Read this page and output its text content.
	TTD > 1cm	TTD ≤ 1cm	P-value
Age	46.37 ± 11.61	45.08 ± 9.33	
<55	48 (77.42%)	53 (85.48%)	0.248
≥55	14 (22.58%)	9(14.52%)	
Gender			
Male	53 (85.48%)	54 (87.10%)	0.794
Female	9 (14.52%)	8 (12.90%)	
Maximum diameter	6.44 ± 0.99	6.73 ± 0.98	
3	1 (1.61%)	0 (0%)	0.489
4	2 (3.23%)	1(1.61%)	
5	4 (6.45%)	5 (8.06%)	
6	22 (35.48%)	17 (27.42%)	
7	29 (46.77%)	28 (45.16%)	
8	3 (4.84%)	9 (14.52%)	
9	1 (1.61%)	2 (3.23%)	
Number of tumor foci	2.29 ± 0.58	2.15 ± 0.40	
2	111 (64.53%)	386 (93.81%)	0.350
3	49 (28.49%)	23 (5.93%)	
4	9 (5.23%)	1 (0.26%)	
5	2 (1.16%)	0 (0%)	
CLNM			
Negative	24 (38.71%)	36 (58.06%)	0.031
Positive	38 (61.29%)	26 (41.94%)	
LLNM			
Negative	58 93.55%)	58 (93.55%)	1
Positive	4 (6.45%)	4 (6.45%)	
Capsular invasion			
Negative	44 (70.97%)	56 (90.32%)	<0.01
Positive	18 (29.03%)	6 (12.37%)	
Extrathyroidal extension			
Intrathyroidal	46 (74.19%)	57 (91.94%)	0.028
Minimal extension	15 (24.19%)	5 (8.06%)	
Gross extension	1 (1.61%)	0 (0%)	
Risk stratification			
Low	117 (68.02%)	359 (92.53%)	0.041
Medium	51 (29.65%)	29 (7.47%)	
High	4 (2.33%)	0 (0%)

Your goal:
Nothing but the lines holding the word "extension" should be returned from the listing above.

Answer for the task:
Extrathyroidal extension			
Minimal extension	15 (24.19%)	5 (8.06%)	
Gross extension	1 (1.61%)	0 (0%)	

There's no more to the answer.